# Recorded data

——————————

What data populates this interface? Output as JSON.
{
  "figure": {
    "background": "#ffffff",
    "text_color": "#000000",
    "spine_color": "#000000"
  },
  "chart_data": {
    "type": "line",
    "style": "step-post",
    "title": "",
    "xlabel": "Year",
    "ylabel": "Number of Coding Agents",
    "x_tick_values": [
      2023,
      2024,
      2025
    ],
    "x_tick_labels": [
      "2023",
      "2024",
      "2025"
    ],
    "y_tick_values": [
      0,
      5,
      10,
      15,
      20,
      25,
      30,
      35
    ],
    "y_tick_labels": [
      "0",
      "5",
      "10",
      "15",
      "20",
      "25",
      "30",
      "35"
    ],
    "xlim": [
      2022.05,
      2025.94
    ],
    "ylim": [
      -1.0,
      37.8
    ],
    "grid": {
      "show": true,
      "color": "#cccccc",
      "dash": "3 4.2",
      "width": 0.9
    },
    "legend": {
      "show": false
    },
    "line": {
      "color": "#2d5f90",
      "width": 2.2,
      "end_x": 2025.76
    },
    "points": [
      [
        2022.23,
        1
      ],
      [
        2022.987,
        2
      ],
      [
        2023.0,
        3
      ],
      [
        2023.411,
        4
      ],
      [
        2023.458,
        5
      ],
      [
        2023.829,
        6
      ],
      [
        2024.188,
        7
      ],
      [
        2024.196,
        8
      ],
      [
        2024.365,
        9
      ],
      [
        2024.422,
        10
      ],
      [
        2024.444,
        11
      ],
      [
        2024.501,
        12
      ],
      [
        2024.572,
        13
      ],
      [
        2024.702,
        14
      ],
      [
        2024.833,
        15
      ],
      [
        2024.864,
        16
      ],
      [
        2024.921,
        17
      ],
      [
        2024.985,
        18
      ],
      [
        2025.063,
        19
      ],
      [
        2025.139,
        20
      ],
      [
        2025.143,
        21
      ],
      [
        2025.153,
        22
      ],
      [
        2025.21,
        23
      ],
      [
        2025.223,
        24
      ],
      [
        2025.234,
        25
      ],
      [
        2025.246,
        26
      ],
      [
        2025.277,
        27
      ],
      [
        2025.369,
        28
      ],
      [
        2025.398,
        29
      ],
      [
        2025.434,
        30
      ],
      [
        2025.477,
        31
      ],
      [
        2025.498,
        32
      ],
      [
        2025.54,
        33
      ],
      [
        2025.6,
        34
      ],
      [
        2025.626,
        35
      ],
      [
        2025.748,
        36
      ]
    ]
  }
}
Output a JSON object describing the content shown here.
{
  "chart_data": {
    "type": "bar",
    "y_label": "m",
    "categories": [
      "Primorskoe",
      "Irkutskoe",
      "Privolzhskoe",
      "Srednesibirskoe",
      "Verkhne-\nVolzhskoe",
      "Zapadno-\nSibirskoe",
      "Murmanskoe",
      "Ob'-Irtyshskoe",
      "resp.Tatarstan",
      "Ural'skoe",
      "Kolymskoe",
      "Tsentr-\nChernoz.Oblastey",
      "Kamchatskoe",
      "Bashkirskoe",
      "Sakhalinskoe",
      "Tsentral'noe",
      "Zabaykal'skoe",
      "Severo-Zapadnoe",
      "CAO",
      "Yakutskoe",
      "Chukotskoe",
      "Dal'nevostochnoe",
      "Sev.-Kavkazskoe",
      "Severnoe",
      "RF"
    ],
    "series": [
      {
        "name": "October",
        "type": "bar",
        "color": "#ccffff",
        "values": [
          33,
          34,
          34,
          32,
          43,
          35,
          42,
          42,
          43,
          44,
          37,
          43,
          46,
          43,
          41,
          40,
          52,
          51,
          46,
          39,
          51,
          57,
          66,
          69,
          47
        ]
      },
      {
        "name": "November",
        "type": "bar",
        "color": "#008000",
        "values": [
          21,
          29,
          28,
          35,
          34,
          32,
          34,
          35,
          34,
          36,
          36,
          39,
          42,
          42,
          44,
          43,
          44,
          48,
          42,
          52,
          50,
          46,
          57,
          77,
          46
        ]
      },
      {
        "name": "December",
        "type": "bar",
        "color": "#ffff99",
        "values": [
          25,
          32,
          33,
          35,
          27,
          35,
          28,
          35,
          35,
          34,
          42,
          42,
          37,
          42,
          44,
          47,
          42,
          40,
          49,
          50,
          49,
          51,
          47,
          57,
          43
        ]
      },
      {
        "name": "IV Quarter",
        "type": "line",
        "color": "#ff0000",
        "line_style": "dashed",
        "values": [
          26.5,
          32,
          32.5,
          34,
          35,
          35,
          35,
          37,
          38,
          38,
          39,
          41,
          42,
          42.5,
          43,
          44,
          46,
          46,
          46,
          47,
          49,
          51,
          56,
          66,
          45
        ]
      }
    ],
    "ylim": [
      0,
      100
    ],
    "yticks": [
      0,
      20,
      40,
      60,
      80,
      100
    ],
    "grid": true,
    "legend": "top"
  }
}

——————————

Copy out every line from the material above in which the word "name" appears.

        "name": "October",
        "name": "November",
        "name": "December",
        "name": "IV Quarter",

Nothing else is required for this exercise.